— begin INPUT ROWS —

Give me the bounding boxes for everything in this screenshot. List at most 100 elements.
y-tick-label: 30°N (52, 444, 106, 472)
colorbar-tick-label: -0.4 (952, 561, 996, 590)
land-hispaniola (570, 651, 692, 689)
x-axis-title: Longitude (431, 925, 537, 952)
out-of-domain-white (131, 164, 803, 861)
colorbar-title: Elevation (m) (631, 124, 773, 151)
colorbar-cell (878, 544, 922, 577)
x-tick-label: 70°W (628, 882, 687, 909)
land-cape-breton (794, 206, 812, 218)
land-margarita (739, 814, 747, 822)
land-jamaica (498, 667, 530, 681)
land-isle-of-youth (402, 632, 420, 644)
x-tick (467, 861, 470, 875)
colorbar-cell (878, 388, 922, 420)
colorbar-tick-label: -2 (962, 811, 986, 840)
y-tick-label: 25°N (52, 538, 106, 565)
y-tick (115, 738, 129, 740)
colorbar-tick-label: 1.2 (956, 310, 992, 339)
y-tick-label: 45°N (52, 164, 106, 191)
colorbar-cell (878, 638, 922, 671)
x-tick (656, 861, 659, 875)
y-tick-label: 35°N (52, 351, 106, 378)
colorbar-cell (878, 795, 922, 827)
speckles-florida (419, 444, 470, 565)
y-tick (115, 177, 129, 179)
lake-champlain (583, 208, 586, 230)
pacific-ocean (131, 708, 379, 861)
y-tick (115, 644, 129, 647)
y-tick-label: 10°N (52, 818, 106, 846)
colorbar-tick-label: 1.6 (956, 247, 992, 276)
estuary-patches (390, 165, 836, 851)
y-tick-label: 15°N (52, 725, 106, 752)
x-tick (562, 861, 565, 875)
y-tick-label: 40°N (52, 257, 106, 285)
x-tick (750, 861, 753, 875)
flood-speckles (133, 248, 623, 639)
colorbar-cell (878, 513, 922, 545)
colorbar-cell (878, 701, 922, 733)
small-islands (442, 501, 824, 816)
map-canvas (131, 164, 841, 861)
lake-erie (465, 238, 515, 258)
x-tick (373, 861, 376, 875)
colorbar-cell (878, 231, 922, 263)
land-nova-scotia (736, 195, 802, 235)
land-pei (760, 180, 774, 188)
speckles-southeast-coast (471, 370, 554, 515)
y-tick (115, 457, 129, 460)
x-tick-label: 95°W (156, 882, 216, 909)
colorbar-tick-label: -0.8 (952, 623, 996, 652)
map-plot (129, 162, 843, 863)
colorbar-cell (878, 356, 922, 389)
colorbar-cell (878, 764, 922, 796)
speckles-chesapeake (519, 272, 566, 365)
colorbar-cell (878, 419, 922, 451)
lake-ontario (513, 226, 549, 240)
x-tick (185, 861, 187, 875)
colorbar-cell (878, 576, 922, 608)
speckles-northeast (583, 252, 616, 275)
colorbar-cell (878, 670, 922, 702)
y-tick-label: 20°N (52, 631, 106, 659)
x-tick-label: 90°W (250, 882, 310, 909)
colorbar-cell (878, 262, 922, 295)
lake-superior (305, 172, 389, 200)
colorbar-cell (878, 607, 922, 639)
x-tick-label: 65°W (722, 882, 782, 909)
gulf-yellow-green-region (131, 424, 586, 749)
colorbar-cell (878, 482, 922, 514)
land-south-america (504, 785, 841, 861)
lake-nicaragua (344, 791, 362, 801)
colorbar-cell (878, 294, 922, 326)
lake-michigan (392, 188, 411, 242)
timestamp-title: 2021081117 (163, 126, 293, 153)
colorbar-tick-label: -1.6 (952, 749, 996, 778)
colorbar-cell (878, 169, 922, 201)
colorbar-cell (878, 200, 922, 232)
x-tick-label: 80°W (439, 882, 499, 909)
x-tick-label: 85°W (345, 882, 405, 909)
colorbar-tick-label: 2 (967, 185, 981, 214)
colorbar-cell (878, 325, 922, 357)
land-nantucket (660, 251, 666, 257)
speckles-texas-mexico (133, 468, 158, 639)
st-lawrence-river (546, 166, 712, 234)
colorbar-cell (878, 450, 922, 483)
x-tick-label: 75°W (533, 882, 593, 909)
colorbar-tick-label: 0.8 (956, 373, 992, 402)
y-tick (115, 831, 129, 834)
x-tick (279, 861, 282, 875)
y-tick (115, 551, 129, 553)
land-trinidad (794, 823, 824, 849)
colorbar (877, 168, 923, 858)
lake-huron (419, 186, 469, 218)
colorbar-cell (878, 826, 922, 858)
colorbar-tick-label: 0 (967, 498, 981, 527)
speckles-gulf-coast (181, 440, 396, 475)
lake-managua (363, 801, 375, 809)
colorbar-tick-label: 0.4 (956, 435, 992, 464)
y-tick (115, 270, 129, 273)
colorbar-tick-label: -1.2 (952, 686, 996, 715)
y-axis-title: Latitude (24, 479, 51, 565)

— end INPUT ROWS —

Could you print every line of the records above again, character for character?

**TASK SOLUTION**
Give me the bounding boxes for everything in this screenshot. List at most 100 elements.
y-tick-label: 30°N (52, 444, 106, 472)
colorbar-tick-label: -0.4 (952, 561, 996, 590)
land-hispaniola (570, 651, 692, 689)
x-axis-title: Longitude (431, 925, 537, 952)
out-of-domain-white (131, 164, 803, 861)
colorbar-title: Elevation (m) (631, 124, 773, 151)
colorbar-cell (878, 544, 922, 577)
x-tick-label: 70°W (628, 882, 687, 909)
land-cape-breton (794, 206, 812, 218)
land-margarita (739, 814, 747, 822)
land-jamaica (498, 667, 530, 681)
land-isle-of-youth (402, 632, 420, 644)
x-tick (467, 861, 470, 875)
colorbar-cell (878, 388, 922, 420)
colorbar-tick-label: -2 (962, 811, 986, 840)
y-tick-label: 25°N (52, 538, 106, 565)
y-tick (115, 738, 129, 740)
colorbar-tick-label: 1.2 (956, 310, 992, 339)
y-tick-label: 45°N (52, 164, 106, 191)
colorbar-cell (878, 638, 922, 671)
x-tick (656, 861, 659, 875)
y-tick-label: 35°N (52, 351, 106, 378)
colorbar-cell (878, 795, 922, 827)
speckles-florida (419, 444, 470, 565)
y-tick (115, 177, 129, 179)
lake-champlain (583, 208, 586, 230)
pacific-ocean (131, 708, 379, 861)
y-tick (115, 644, 129, 647)
y-tick-label: 10°N (52, 818, 106, 846)
colorbar-tick-label: 1.6 (956, 247, 992, 276)
estuary-patches (390, 165, 836, 851)
y-tick-label: 15°N (52, 725, 106, 752)
x-tick (562, 861, 565, 875)
y-tick-label: 40°N (52, 257, 106, 285)
x-tick (750, 861, 753, 875)
flood-speckles (133, 248, 623, 639)
colorbar-cell (878, 513, 922, 545)
colorbar-cell (878, 701, 922, 733)
small-islands (442, 501, 824, 816)
map-canvas (131, 164, 841, 861)
lake-erie (465, 238, 515, 258)
x-tick (373, 861, 376, 875)
colorbar-cell (878, 231, 922, 263)
land-nova-scotia (736, 195, 802, 235)
land-pei (760, 180, 774, 188)
speckles-southeast-coast (471, 370, 554, 515)
y-tick (115, 457, 129, 460)
x-tick-label: 95°W (156, 882, 216, 909)
colorbar-tick-label: -0.8 (952, 623, 996, 652)
map-plot (129, 162, 843, 863)
colorbar-cell (878, 356, 922, 389)
colorbar-cell (878, 764, 922, 796)
speckles-chesapeake (519, 272, 566, 365)
colorbar-cell (878, 419, 922, 451)
lake-ontario (513, 226, 549, 240)
x-tick (185, 861, 187, 875)
colorbar-cell (878, 576, 922, 608)
speckles-northeast (583, 252, 616, 275)
colorbar-cell (878, 670, 922, 702)
y-tick-label: 20°N (52, 631, 106, 659)
x-tick-label: 90°W (250, 882, 310, 909)
colorbar-cell (878, 262, 922, 295)
lake-superior (305, 172, 389, 200)
colorbar-cell (878, 607, 922, 639)
x-tick-label: 65°W (722, 882, 782, 909)
gulf-yellow-green-region (131, 424, 586, 749)
colorbar-cell (878, 482, 922, 514)
land-south-america (504, 785, 841, 861)
lake-nicaragua (344, 791, 362, 801)
colorbar-cell (878, 294, 922, 326)
lake-michigan (392, 188, 411, 242)
timestamp-title: 2021081117 (163, 126, 293, 153)
colorbar-tick-label: -1.6 (952, 749, 996, 778)
colorbar-cell (878, 169, 922, 201)
colorbar-cell (878, 200, 922, 232)
x-tick-label: 80°W (439, 882, 499, 909)
x-tick-label: 85°W (345, 882, 405, 909)
colorbar-tick-label: 2 (967, 185, 981, 214)
colorbar-cell (878, 325, 922, 357)
land-nantucket (660, 251, 666, 257)
speckles-texas-mexico (133, 468, 158, 639)
st-lawrence-river (546, 166, 712, 234)
colorbar-cell (878, 450, 922, 483)
x-tick-label: 75°W (533, 882, 593, 909)
colorbar-tick-label: 0.8 (956, 373, 992, 402)
y-tick (115, 831, 129, 834)
x-tick (279, 861, 282, 875)
y-tick (115, 551, 129, 553)
land-trinidad (794, 823, 824, 849)
colorbar (877, 168, 923, 858)
lake-huron (419, 186, 469, 218)
colorbar-cell (878, 826, 922, 858)
colorbar-tick-label: 0 (967, 498, 981, 527)
speckles-gulf-coast (181, 440, 396, 475)
lake-managua (363, 801, 375, 809)
colorbar-tick-label: 0.4 (956, 435, 992, 464)
y-tick (115, 270, 129, 273)
colorbar-tick-label: -1.2 (952, 686, 996, 715)
y-axis-title: Latitude (24, 479, 51, 565)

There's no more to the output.